_Exercise directions_. Restate, word for word, every line of the data.

_Stored records_.
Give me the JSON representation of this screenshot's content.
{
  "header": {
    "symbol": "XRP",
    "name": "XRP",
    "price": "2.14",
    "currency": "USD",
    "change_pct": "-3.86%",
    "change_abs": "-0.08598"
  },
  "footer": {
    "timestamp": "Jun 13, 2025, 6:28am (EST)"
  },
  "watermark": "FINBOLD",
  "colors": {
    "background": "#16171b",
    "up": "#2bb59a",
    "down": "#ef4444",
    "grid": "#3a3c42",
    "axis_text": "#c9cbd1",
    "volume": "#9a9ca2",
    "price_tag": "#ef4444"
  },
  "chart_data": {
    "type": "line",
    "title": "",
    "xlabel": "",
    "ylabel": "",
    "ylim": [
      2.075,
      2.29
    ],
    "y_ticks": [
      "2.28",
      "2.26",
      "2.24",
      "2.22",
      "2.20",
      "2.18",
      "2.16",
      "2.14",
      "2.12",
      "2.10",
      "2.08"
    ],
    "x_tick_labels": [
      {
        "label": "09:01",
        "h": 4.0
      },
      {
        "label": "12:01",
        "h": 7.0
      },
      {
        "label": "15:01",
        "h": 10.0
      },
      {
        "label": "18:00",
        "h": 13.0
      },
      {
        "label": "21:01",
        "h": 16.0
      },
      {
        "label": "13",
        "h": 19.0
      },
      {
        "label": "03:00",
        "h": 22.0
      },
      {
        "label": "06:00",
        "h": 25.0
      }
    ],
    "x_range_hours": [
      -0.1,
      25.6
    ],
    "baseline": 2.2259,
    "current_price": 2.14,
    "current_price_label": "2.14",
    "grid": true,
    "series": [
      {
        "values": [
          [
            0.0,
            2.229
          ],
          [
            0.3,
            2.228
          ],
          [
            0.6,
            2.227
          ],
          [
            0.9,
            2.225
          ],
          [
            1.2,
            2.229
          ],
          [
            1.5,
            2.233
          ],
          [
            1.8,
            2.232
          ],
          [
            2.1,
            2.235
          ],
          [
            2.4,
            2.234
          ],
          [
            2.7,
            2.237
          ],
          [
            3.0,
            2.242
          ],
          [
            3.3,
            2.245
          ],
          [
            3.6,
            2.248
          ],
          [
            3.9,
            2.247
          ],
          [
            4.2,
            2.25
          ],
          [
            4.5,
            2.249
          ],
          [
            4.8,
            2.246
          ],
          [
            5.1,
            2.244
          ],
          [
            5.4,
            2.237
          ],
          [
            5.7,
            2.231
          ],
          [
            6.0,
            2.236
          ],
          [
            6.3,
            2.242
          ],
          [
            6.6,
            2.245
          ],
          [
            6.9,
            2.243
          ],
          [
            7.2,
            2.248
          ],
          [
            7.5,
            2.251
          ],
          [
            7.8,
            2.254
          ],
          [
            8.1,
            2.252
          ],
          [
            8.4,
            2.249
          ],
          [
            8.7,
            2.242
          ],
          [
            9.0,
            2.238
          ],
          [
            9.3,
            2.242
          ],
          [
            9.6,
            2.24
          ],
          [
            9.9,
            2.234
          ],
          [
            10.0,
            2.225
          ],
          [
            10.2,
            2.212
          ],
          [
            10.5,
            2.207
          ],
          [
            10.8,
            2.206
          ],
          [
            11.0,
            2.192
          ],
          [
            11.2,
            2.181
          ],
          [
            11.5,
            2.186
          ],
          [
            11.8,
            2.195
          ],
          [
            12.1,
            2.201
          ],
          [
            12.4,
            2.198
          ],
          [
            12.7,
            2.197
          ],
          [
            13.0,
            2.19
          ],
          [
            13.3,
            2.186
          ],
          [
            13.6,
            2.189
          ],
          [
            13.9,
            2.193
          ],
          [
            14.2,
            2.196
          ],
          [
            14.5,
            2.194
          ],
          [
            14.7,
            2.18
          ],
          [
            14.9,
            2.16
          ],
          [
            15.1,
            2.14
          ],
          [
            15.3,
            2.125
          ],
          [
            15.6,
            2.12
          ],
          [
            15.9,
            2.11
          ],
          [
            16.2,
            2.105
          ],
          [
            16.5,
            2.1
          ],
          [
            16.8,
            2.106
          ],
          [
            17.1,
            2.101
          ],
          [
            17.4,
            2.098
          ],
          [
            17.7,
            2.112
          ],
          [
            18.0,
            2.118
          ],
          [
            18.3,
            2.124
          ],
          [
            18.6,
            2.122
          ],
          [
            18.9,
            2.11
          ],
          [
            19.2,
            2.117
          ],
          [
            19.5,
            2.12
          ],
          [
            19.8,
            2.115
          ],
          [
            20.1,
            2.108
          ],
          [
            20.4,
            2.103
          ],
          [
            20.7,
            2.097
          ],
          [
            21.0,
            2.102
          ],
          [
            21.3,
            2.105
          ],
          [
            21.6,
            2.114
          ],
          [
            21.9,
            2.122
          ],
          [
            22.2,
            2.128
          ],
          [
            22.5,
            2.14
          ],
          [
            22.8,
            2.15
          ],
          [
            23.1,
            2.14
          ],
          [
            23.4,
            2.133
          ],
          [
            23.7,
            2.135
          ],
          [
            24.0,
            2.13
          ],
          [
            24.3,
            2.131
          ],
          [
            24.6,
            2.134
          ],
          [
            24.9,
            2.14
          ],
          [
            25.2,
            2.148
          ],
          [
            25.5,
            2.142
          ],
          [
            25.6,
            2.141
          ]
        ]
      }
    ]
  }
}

_Reply to the task_.
Give me the JSON representation of this screenshot's content.
{
  "header": {
    "symbol": "XRP",
    "name": "XRP",
    "price": "2.14",
    "currency": "USD",
    "change_pct": "-3.86%",
    "change_abs": "-0.08598"
  },
  "footer": {
    "timestamp": "Jun 13, 2025, 6:28am (EST)"
  },
  "watermark": "FINBOLD",
  "colors": {
    "background": "#16171b",
    "up": "#2bb59a",
    "down": "#ef4444",
    "grid": "#3a3c42",
    "axis_text": "#c9cbd1",
    "volume": "#9a9ca2",
    "price_tag": "#ef4444"
  },
  "chart_data": {
    "type": "line",
    "title": "",
    "xlabel": "",
    "ylabel": "",
    "ylim": [
      2.075,
      2.29
    ],
    "y_ticks": [
      "2.28",
      "2.26",
      "2.24",
      "2.22",
      "2.20",
      "2.18",
      "2.16",
      "2.14",
      "2.12",
      "2.10",
      "2.08"
    ],
    "x_tick_labels": [
      {
        "label": "09:01",
        "h": 4.0
      },
      {
        "label": "12:01",
        "h": 7.0
      },
      {
        "label": "15:01",
        "h": 10.0
      },
      {
        "label": "18:00",
        "h": 13.0
      },
      {
        "label": "21:01",
        "h": 16.0
      },
      {
        "label": "13",
        "h": 19.0
      },
      {
        "label": "03:00",
        "h": 22.0
      },
      {
        "label": "06:00",
        "h": 25.0
      }
    ],
    "x_range_hours": [
      -0.1,
      25.6
    ],
    "baseline": 2.2259,
    "current_price": 2.14,
    "current_price_label": "2.14",
    "grid": true,
    "series": [
      {
        "values": [
          [
            0.0,
            2.229
          ],
          [
            0.3,
            2.228
          ],
          [
            0.6,
            2.227
          ],
          [
            0.9,
            2.225
          ],
          [
            1.2,
            2.229
          ],
          [
            1.5,
            2.233
          ],
          [
            1.8,
            2.232
          ],
          [
            2.1,
            2.235
          ],
          [
            2.4,
            2.234
          ],
          [
            2.7,
            2.237
          ],
          [
            3.0,
            2.242
          ],
          [
            3.3,
            2.245
          ],
          [
            3.6,
            2.248
          ],
          [
            3.9,
            2.247
          ],
          [
            4.2,
            2.25
          ],
          [
            4.5,
            2.249
          ],
          [
            4.8,
            2.246
          ],
          [
            5.1,
            2.244
          ],
          [
            5.4,
            2.237
          ],
          [
            5.7,
            2.231
          ],
          [
            6.0,
            2.236
          ],
          [
            6.3,
            2.242
          ],
          [
            6.6,
            2.245
          ],
          [
            6.9,
            2.243
          ],
          [
            7.2,
            2.248
          ],
          [
            7.5,
            2.251
          ],
          [
            7.8,
            2.254
          ],
          [
            8.1,
            2.252
          ],
          [
            8.4,
            2.249
          ],
          [
            8.7,
            2.242
          ],
          [
            9.0,
            2.238
          ],
          [
            9.3,
            2.242
          ],
          [
            9.6,
            2.24
          ],
          [
            9.9,
            2.234
          ],
          [
            10.0,
            2.225
          ],
          [
            10.2,
            2.212
          ],
          [
            10.5,
            2.207
          ],
          [
            10.8,
            2.206
          ],
          [
            11.0,
            2.192
          ],
          [
            11.2,
            2.181
          ],
          [
            11.5,
            2.186
          ],
          [
            11.8,
            2.195
          ],
          [
            12.1,
            2.201
          ],
          [
            12.4,
            2.198
          ],
          [
            12.7,
            2.197
          ],
          [
            13.0,
            2.19
          ],
          [
            13.3,
            2.186
          ],
          [
            13.6,
            2.189
          ],
          [
            13.9,
            2.193
          ],
          [
            14.2,
            2.196
          ],
          [
            14.5,
            2.194
          ],
          [
            14.7,
            2.18
          ],
          [
            14.9,
            2.16
          ],
          [
            15.1,
            2.14
          ],
          [
            15.3,
            2.125
          ],
          [
            15.6,
            2.12
          ],
          [
            15.9,
            2.11
          ],
          [
            16.2,
            2.105
          ],
          [
            16.5,
            2.1
          ],
          [
            16.8,
            2.106
          ],
          [
            17.1,
            2.101
          ],
          [
            17.4,
            2.098
          ],
          [
            17.7,
            2.112
          ],
          [
            18.0,
            2.118
          ],
          [
            18.3,
            2.124
          ],
          [
            18.6,
            2.122
          ],
          [
            18.9,
            2.11
          ],
          [
            19.2,
            2.117
          ],
          [
            19.5,
            2.12
          ],
          [
            19.8,
            2.115
          ],
          [
            20.1,
            2.108
          ],
          [
            20.4,
            2.103
          ],
          [
            20.7,
            2.097
          ],
          [
            21.0,
            2.102
          ],
          [
            21.3,
            2.105
          ],
          [
            21.6,
            2.114
          ],
          [
            21.9,
            2.122
          ],
          [
            22.2,
            2.128
          ],
          [
            22.5,
            2.14
          ],
          [
            22.8,
            2.15
          ],
          [
            23.1,
            2.14
          ],
          [
            23.4,
            2.133
          ],
          [
            23.7,
            2.135
          ],
          [
            24.0,
            2.13
          ],
          [
            24.3,
            2.131
          ],
          [
            24.6,
            2.134
          ],
          [
            24.9,
            2.14
          ],
          [
            25.2,
            2.148
          ],
          [
            25.5,
            2.142
          ],
          [
            25.6,
            2.141
          ]
        ]
      }
    ]
  }
}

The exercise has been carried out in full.